## Material
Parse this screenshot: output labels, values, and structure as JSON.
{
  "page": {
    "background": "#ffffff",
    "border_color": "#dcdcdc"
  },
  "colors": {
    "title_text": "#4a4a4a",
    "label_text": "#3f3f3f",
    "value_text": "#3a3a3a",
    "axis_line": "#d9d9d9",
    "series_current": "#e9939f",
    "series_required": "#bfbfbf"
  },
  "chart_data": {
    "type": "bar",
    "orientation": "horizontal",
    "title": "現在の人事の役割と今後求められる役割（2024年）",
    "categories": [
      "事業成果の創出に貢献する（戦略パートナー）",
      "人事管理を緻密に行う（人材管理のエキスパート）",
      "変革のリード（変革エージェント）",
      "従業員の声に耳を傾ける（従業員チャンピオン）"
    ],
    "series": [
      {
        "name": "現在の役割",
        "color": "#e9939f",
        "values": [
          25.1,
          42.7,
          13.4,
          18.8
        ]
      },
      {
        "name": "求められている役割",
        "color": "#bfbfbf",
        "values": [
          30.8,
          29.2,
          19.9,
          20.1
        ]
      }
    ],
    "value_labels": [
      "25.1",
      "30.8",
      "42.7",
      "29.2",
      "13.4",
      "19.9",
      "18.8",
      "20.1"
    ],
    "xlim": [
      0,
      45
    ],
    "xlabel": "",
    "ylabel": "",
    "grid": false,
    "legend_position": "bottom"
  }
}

## What to produce
Each record above must be given again exactly.

## Answer to this problem
Parse this screenshot: output labels, values, and structure as JSON.
{
  "page": {
    "background": "#ffffff",
    "border_color": "#dcdcdc"
  },
  "colors": {
    "title_text": "#4a4a4a",
    "label_text": "#3f3f3f",
    "value_text": "#3a3a3a",
    "axis_line": "#d9d9d9",
    "series_current": "#e9939f",
    "series_required": "#bfbfbf"
  },
  "chart_data": {
    "type": "bar",
    "orientation": "horizontal",
    "title": "現在の人事の役割と今後求められる役割（2024年）",
    "categories": [
      "事業成果の創出に貢献する（戦略パートナー）",
      "人事管理を緻密に行う（人材管理のエキスパート）",
      "変革のリード（変革エージェント）",
      "従業員の声に耳を傾ける（従業員チャンピオン）"
    ],
    "series": [
      {
        "name": "現在の役割",
        "color": "#e9939f",
        "values": [
          25.1,
          42.7,
          13.4,
          18.8
        ]
      },
      {
        "name": "求められている役割",
        "color": "#bfbfbf",
        "values": [
          30.8,
          29.2,
          19.9,
          20.1
        ]
      }
    ],
    "value_labels": [
      "25.1",
      "30.8",
      "42.7",
      "29.2",
      "13.4",
      "19.9",
      "18.8",
      "20.1"
    ],
    "xlim": [
      0,
      45
    ],
    "xlabel": "",
    "ylabel": "",
    "grid": false,
    "legend_position": "bottom"
  }
}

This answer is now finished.